▶ _Exercise_
Go through the listing and copy every line word for word.

▶ _Record set_
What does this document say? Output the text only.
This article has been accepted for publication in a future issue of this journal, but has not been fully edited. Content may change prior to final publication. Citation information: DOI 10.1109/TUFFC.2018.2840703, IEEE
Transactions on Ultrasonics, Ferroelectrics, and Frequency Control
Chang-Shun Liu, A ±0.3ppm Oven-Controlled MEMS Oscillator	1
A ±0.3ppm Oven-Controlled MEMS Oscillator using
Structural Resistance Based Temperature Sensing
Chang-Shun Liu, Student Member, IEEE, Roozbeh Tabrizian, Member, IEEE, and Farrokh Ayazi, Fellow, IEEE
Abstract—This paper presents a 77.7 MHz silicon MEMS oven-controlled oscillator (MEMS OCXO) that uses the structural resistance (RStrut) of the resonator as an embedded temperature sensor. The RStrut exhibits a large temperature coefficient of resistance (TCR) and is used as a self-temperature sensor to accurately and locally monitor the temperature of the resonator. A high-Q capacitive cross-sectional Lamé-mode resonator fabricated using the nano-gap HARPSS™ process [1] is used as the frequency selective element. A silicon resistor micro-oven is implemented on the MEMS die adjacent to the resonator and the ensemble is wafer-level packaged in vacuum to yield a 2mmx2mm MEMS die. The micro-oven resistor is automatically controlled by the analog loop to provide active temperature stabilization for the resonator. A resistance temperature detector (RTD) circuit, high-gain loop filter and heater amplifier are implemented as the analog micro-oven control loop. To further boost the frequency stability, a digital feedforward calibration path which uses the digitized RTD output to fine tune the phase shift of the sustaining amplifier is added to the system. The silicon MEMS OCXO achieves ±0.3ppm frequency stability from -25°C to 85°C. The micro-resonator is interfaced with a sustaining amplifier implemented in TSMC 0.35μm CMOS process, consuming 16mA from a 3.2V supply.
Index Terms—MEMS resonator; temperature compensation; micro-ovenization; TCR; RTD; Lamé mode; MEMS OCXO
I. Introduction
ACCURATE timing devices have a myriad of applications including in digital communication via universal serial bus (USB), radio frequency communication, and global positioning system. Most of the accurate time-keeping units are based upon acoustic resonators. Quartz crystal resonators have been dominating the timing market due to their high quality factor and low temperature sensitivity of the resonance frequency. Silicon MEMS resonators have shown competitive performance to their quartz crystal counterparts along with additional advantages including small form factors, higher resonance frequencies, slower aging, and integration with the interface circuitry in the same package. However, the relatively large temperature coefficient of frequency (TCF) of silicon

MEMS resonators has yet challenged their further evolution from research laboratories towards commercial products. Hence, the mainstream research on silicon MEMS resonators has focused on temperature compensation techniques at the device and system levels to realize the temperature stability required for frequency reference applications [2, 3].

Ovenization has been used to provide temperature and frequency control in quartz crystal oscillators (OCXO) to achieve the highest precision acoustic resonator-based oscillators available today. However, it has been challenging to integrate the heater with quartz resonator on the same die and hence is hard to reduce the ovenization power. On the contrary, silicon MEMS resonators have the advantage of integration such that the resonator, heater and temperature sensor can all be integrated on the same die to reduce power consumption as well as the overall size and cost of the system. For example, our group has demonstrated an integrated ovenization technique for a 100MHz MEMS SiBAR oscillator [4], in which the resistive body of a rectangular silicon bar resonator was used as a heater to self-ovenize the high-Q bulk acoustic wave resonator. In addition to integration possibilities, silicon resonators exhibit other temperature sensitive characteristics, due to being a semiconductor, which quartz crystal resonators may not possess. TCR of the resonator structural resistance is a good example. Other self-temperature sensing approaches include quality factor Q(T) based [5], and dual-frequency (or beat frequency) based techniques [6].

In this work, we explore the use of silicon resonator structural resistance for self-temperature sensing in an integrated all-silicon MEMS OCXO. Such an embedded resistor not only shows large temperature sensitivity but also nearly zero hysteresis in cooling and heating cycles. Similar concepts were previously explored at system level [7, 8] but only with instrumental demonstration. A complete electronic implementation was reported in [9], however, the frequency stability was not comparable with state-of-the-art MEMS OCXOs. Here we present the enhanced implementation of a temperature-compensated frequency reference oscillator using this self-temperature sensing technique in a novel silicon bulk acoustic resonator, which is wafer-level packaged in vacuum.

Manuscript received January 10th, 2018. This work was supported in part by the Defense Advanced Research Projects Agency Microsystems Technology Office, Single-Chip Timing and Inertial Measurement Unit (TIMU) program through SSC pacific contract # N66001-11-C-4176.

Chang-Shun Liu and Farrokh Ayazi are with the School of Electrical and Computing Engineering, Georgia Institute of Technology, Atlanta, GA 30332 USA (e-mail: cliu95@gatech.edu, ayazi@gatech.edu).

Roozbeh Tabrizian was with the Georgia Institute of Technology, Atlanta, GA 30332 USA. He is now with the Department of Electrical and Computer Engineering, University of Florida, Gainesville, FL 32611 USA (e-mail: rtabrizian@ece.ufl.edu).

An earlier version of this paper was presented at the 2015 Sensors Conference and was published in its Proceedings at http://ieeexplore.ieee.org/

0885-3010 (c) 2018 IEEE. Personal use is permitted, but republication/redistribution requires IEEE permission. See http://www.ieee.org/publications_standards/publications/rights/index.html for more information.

▶ _Output for this task_
What does this document say? Output the text only.
This article has been accepted for publication in a future issue of this journal, but has not been fully edited. Content may change prior to final publication. Citation information: DOI 10.1109/TUFFC.2018.2840703, IEEE
Transactions on Ultrasonics, Ferroelectrics, and Frequency Control
Chang-Shun Liu, A ±0.3ppm Oven-Controlled MEMS Oscillator	1
A ±0.3ppm Oven-Controlled MEMS Oscillator using
Structural Resistance Based Temperature Sensing
Chang-Shun Liu, Student Member, IEEE, Roozbeh Tabrizian, Member, IEEE, and Farrokh Ayazi, Fellow, IEEE
Abstract—This paper presents a 77.7 MHz silicon MEMS oven-controlled oscillator (MEMS OCXO) that uses the structural resistance (RStrut) of the resonator as an embedded temperature sensor. The RStrut exhibits a large temperature coefficient of resistance (TCR) and is used as a self-temperature sensor to accurately and locally monitor the temperature of the resonator. A high-Q capacitive cross-sectional Lamé-mode resonator fabricated using the nano-gap HARPSS™ process [1] is used as the frequency selective element. A silicon resistor micro-oven is implemented on the MEMS die adjacent to the resonator and the ensemble is wafer-level packaged in vacuum to yield a 2mmx2mm MEMS die. The micro-oven resistor is automatically controlled by the analog loop to provide active temperature stabilization for the resonator. A resistance temperature detector (RTD) circuit, high-gain loop filter and heater amplifier are implemented as the analog micro-oven control loop. To further boost the frequency stability, a digital feedforward calibration path which uses the digitized RTD output to fine tune the phase shift of the sustaining amplifier is added to the system. The silicon MEMS OCXO achieves ±0.3ppm frequency stability from -25°C to 85°C. The micro-resonator is interfaced with a sustaining amplifier implemented in TSMC 0.35μm CMOS process, consuming 16mA from a 3.2V supply.
Index Terms—MEMS resonator; temperature compensation; micro-ovenization; TCR; RTD; Lamé mode; MEMS OCXO
I. Introduction
ACCURATE timing devices have a myriad of applications including in digital communication via universal serial bus (USB), radio frequency communication, and global positioning system. Most of the accurate time-keeping units are based upon acoustic resonators. Quartz crystal resonators have been dominating the timing market due to their high quality factor and low temperature sensitivity of the resonance frequency. Silicon MEMS resonators have shown competitive performance to their quartz crystal counterparts along with additional advantages including small form factors, higher resonance frequencies, slower aging, and integration with the interface circuitry in the same package. However, the relatively large temperature coefficient of frequency (TCF) of silicon

MEMS resonators has yet challenged their further evolution from research laboratories towards commercial products. Hence, the mainstream research on silicon MEMS resonators has focused on temperature compensation techniques at the device and system levels to realize the temperature stability required for frequency reference applications [2, 3].

Ovenization has been used to provide temperature and frequency control in quartz crystal oscillators (OCXO) to achieve the highest precision acoustic resonator-based oscillators available today. However, it has been challenging to integrate the heater with quartz resonator on the same die and hence is hard to reduce the ovenization power. On the contrary, silicon MEMS resonators have the advantage of integration such that the resonator, heater and temperature sensor can all be integrated on the same die to reduce power consumption as well as the overall size and cost of the system. For example, our group has demonstrated an integrated ovenization technique for a 100MHz MEMS SiBAR oscillator [4], in which the resistive body of a rectangular silicon bar resonator was used as a heater to self-ovenize the high-Q bulk acoustic wave resonator. In addition to integration possibilities, silicon resonators exhibit other temperature sensitive characteristics, due to being a semiconductor, which quartz crystal resonators may not possess. TCR of the resonator structural resistance is a good example. Other self-temperature sensing approaches include quality factor Q(T) based [5], and dual-frequency (or beat frequency) based techniques [6].

In this work, we explore the use of silicon resonator structural resistance for self-temperature sensing in an integrated all-silicon MEMS OCXO. Such an embedded resistor not only shows large temperature sensitivity but also nearly zero hysteresis in cooling and heating cycles. Similar concepts were previously explored at system level [7, 8] but only with instrumental demonstration. A complete electronic implementation was reported in [9], however, the frequency stability was not comparable with state-of-the-art MEMS OCXOs. Here we present the enhanced implementation of a temperature-compensated frequency reference oscillator using this self-temperature sensing technique in a novel silicon bulk acoustic resonator, which is wafer-level packaged in vacuum.

Manuscript received January 10th, 2018. This work was supported in part by the Defense Advanced Research Projects Agency Microsystems Technology Office, Single-Chip Timing and Inertial Measurement Unit (TIMU) program through SSC pacific contract # N66001-11-C-4176.

Chang-Shun Liu and Farrokh Ayazi are with the School of Electrical and Computing Engineering, Georgia Institute of Technology, Atlanta, GA 30332 USA (e-mail: cliu95@gatech.edu, ayazi@gatech.edu).

Roozbeh Tabrizian was with the Georgia Institute of Technology, Atlanta, GA 30332 USA. He is now with the Department of Electrical and Computer Engineering, University of Florida, Gainesville, FL 32611 USA (e-mail: rtabrizian@ece.ufl.edu).

An earlier version of this paper was presented at the 2015 Sensors Conference and was published in its Proceedings at http://ieeexplore.ieee.org/

0885-3010 (c) 2018 IEEE. Personal use is permitted, but republication/redistribution requires IEEE permission. See http://www.ieee.org/publications_standards/publications/rights/index.html for more information.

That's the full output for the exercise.